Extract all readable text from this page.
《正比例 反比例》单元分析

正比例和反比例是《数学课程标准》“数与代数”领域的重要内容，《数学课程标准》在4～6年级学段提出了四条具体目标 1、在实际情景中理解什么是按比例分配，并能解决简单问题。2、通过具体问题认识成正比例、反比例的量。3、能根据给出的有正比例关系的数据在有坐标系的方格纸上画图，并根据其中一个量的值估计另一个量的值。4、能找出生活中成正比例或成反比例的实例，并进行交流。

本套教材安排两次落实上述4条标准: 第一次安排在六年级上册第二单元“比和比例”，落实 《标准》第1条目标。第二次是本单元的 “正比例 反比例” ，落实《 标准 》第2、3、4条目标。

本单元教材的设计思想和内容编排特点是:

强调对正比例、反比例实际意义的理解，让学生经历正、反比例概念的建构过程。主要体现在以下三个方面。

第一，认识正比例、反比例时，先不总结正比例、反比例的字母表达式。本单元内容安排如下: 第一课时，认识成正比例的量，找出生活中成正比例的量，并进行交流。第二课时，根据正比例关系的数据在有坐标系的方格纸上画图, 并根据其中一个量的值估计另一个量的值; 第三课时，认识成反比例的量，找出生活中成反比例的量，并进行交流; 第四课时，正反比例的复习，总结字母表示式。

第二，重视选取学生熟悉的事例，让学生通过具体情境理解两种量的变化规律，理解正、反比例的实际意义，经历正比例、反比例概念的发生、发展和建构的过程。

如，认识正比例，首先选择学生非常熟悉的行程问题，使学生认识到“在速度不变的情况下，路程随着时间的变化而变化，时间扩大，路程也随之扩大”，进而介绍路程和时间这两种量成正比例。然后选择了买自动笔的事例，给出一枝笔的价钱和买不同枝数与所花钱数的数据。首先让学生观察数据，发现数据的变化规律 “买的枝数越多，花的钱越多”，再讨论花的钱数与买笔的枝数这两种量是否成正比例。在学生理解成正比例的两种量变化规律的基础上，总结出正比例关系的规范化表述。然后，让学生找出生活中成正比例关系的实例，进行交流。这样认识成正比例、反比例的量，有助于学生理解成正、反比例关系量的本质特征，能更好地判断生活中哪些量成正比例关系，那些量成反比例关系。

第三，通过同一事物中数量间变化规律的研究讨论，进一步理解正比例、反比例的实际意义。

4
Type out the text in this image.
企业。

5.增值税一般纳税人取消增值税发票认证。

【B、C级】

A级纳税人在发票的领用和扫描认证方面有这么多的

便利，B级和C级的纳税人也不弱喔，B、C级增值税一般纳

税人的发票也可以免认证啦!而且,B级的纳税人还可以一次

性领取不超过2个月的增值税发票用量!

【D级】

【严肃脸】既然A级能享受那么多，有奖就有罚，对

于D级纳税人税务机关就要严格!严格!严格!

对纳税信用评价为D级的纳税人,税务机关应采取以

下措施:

------------------------------

Output, unchanged, the lines from the line with "Type out the text in this image." through the final line of the material.

Type out the text in this image.
企业。

5.增值税一般纳税人取消增值税发票认证。

【B、C级】

A级纳税人在发票的领用和扫描认证方面有这么多的

便利，B级和C级的纳税人也不弱喔，B、C级增值税一般纳

税人的发票也可以免认证啦!而且,B级的纳税人还可以一次

性领取不超过2个月的增值税发票用量!

【D级】

【严肃脸】既然A级能享受那么多，有奖就有罚，对

于D级纳税人税务机关就要严格!严格!严格!

对纳税信用评价为D级的纳税人,税务机关应采取以

下措施:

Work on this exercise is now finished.